» WHAT THE TASK REQUIRES
All the data below goes into the copy word for word, but the pictures don't.
start DATA SUPPLIED
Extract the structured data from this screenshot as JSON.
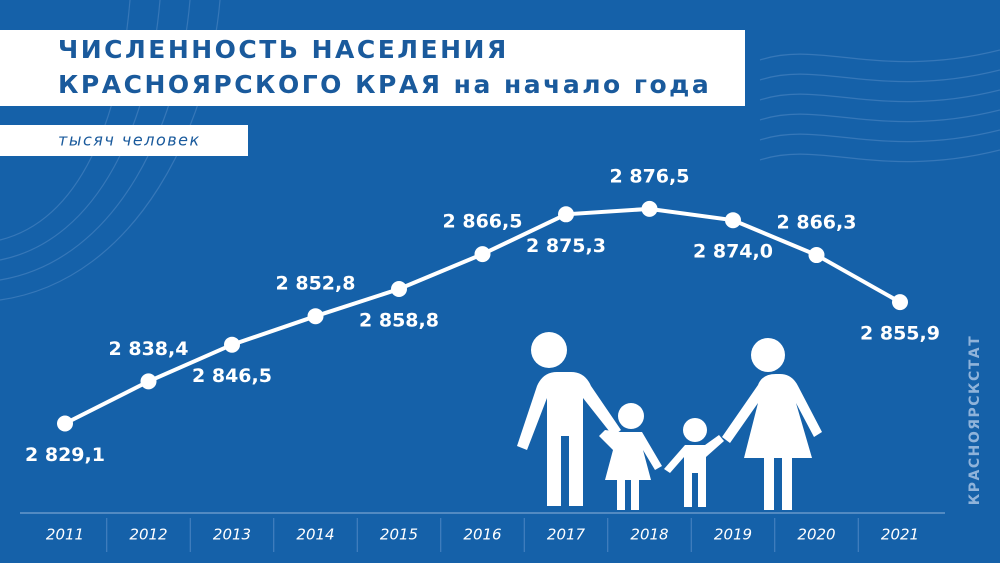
{
  "chart_data": {
    "type": "line",
    "title": [
      "ЧИСЛЕННОСТЬ НАСЕЛЕНИЯ",
      "КРАСНОЯРСКОГО КРАЯ на начало года"
    ],
    "subtitle": "тысяч человек",
    "source": "КРАСНОЯРСКСТАТ",
    "categories": [
      "2011",
      "2012",
      "2013",
      "2014",
      "2015",
      "2016",
      "2017",
      "2018",
      "2019",
      "2020",
      "2021"
    ],
    "values": [
      2829.1,
      2838.4,
      2846.5,
      2852.8,
      2858.8,
      2866.5,
      2875.3,
      2876.5,
      2874.0,
      2866.3,
      2855.9
    ],
    "value_labels": [
      "2 829,1",
      "2 838,4",
      "2 846,5",
      "2 852,8",
      "2 858,8",
      "2 866,5",
      "2 875,3",
      "2 876,5",
      "2 874,0",
      "2 866,3",
      "2 855,9"
    ],
    "color": "#ffffff",
    "ylim": [
      2810,
      2916
    ]
  }
}
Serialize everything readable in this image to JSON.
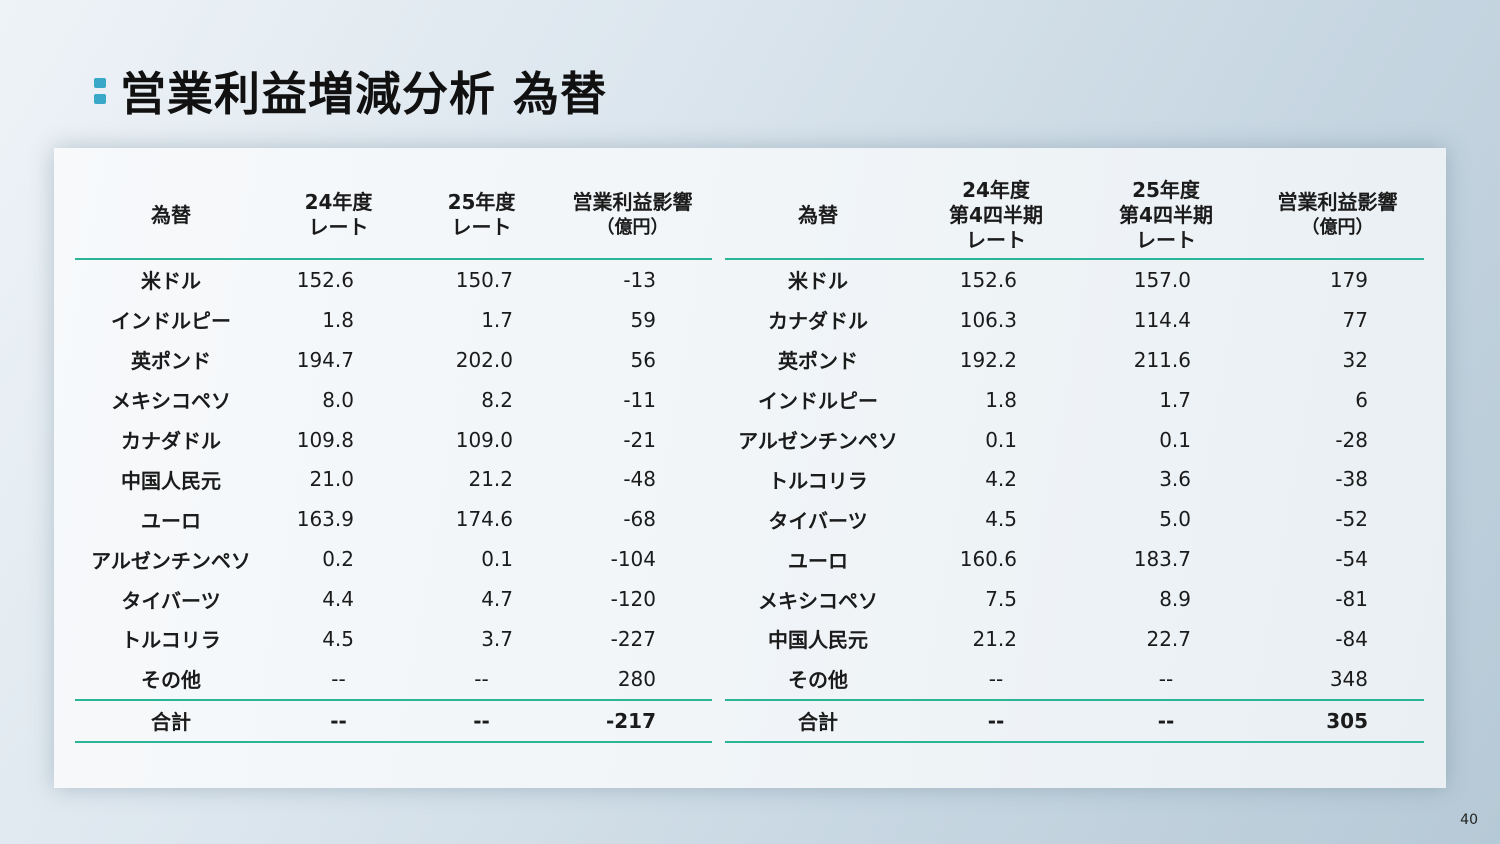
{
  "title": "営業利益増減分析 為替",
  "page_number": "40",
  "left_table": {
    "headers": [
      {
        "lines": [
          "為替"
        ]
      },
      {
        "lines": [
          "24年度",
          "レート"
        ]
      },
      {
        "lines": [
          "25年度",
          "レート"
        ]
      },
      {
        "lines": [
          "営業利益影響",
          "（億円）"
        ]
      }
    ],
    "rows": [
      [
        "米ドル",
        "152.6",
        "150.7",
        "-13"
      ],
      [
        "インドルピー",
        "1.8",
        "1.7",
        "59"
      ],
      [
        "英ポンド",
        "194.7",
        "202.0",
        "56"
      ],
      [
        "メキシコペソ",
        "8.0",
        "8.2",
        "-11"
      ],
      [
        "カナダドル",
        "109.8",
        "109.0",
        "-21"
      ],
      [
        "中国人民元",
        "21.0",
        "21.2",
        "-48"
      ],
      [
        "ユーロ",
        "163.9",
        "174.6",
        "-68"
      ],
      [
        "アルゼンチンペソ",
        "0.2",
        "0.1",
        "-104"
      ],
      [
        "タイバーツ",
        "4.4",
        "4.7",
        "-120"
      ],
      [
        "トルコリラ",
        "4.5",
        "3.7",
        "-227"
      ],
      [
        "その他",
        "--",
        "--",
        "280"
      ]
    ],
    "total": [
      "合計",
      "--",
      "--",
      "-217"
    ]
  },
  "right_table": {
    "headers": [
      {
        "lines": [
          "為替"
        ]
      },
      {
        "lines": [
          "24年度",
          "第4四半期",
          "レート"
        ]
      },
      {
        "lines": [
          "25年度",
          "第4四半期",
          "レート"
        ]
      },
      {
        "lines": [
          "営業利益影響",
          "（億円）"
        ]
      }
    ],
    "rows": [
      [
        "米ドル",
        "152.6",
        "157.0",
        "179"
      ],
      [
        "カナダドル",
        "106.3",
        "114.4",
        "77"
      ],
      [
        "英ポンド",
        "192.2",
        "211.6",
        "32"
      ],
      [
        "インドルピー",
        "1.8",
        "1.7",
        "6"
      ],
      [
        "アルゼンチンペソ",
        "0.1",
        "0.1",
        "-28"
      ],
      [
        "トルコリラ",
        "4.2",
        "3.6",
        "-38"
      ],
      [
        "タイバーツ",
        "4.5",
        "5.0",
        "-52"
      ],
      [
        "ユーロ",
        "160.6",
        "183.7",
        "-54"
      ],
      [
        "メキシコペソ",
        "7.5",
        "8.9",
        "-81"
      ],
      [
        "中国人民元",
        "21.2",
        "22.7",
        "-84"
      ],
      [
        "その他",
        "--",
        "--",
        "348"
      ]
    ],
    "total": [
      "合計",
      "--",
      "--",
      "305"
    ]
  },
  "colors": {
    "accent": "#2ab597",
    "title_mark": "#3aa9c9"
  }
}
end DATA SUPPLIED
» EXERCISE SOLUTION
Extract the structured data from this screenshot as JSON.
{
  "chart_data": {
    "type": "line",
    "title": [
      "ЧИСЛЕННОСТЬ НАСЕЛЕНИЯ",
      "КРАСНОЯРСКОГО КРАЯ на начало года"
    ],
    "subtitle": "тысяч человек",
    "source": "КРАСНОЯРСКСТАТ",
    "categories": [
      "2011",
      "2012",
      "2013",
      "2014",
      "2015",
      "2016",
      "2017",
      "2018",
      "2019",
      "2020",
      "2021"
    ],
    "values": [
      2829.1,
      2838.4,
      2846.5,
      2852.8,
      2858.8,
      2866.5,
      2875.3,
      2876.5,
      2874.0,
      2866.3,
      2855.9
    ],
    "value_labels": [
      "2 829,1",
      "2 838,4",
      "2 846,5",
      "2 852,8",
      "2 858,8",
      "2 866,5",
      "2 875,3",
      "2 876,5",
      "2 874,0",
      "2 866,3",
      "2 855,9"
    ],
    "color": "#ffffff",
    "ylim": [
      2810,
      2916
    ]
  }
}
Serialize everything readable in this image to JSON.
{
  "title": "営業利益増減分析 為替",
  "page_number": "40",
  "left_table": {
    "headers": [
      {
        "lines": [
          "為替"
        ]
      },
      {
        "lines": [
          "24年度",
          "レート"
        ]
      },
      {
        "lines": [
          "25年度",
          "レート"
        ]
      },
      {
        "lines": [
          "営業利益影響",
          "（億円）"
        ]
      }
    ],
    "rows": [
      [
        "米ドル",
        "152.6",
        "150.7",
        "-13"
      ],
      [
        "インドルピー",
        "1.8",
        "1.7",
        "59"
      ],
      [
        "英ポンド",
        "194.7",
        "202.0",
        "56"
      ],
      [
        "メキシコペソ",
        "8.0",
        "8.2",
        "-11"
      ],
      [
        "カナダドル",
        "109.8",
        "109.0",
        "-21"
      ],
      [
        "中国人民元",
        "21.0",
        "21.2",
        "-48"
      ],
      [
        "ユーロ",
        "163.9",
        "174.6",
        "-68"
      ],
      [
        "アルゼンチンペソ",
        "0.2",
        "0.1",
        "-104"
      ],
      [
        "タイバーツ",
        "4.4",
        "4.7",
        "-120"
      ],
      [
        "トルコリラ",
        "4.5",
        "3.7",
        "-227"
      ],
      [
        "その他",
        "--",
        "--",
        "280"
      ]
    ],
    "total": [
      "合計",
      "--",
      "--",
      "-217"
    ]
  },
  "right_table": {
    "headers": [
      {
        "lines": [
          "為替"
        ]
      },
      {
        "lines": [
          "24年度",
          "第4四半期",
          "レート"
        ]
      },
      {
        "lines": [
          "25年度",
          "第4四半期",
          "レート"
        ]
      },
      {
        "lines": [
          "営業利益影響",
          "（億円）"
        ]
      }
    ],
    "rows": [
      [
        "米ドル",
        "152.6",
        "157.0",
        "179"
      ],
      [
        "カナダドル",
        "106.3",
        "114.4",
        "77"
      ],
      [
        "英ポンド",
        "192.2",
        "211.6",
        "32"
      ],
      [
        "インドルピー",
        "1.8",
        "1.7",
        "6"
      ],
      [
        "アルゼンチンペソ",
        "0.1",
        "0.1",
        "-28"
      ],
      [
        "トルコリラ",
        "4.2",
        "3.6",
        "-38"
      ],
      [
        "タイバーツ",
        "4.5",
        "5.0",
        "-52"
      ],
      [
        "ユーロ",
        "160.6",
        "183.7",
        "-54"
      ],
      [
        "メキシコペソ",
        "7.5",
        "8.9",
        "-81"
      ],
      [
        "中国人民元",
        "21.2",
        "22.7",
        "-84"
      ],
      [
        "その他",
        "--",
        "--",
        "348"
      ]
    ],
    "total": [
      "合計",
      "--",
      "--",
      "305"
    ]
  },
  "colors": {
    "accent": "#2ab597",
    "title_mark": "#3aa9c9"
  }
}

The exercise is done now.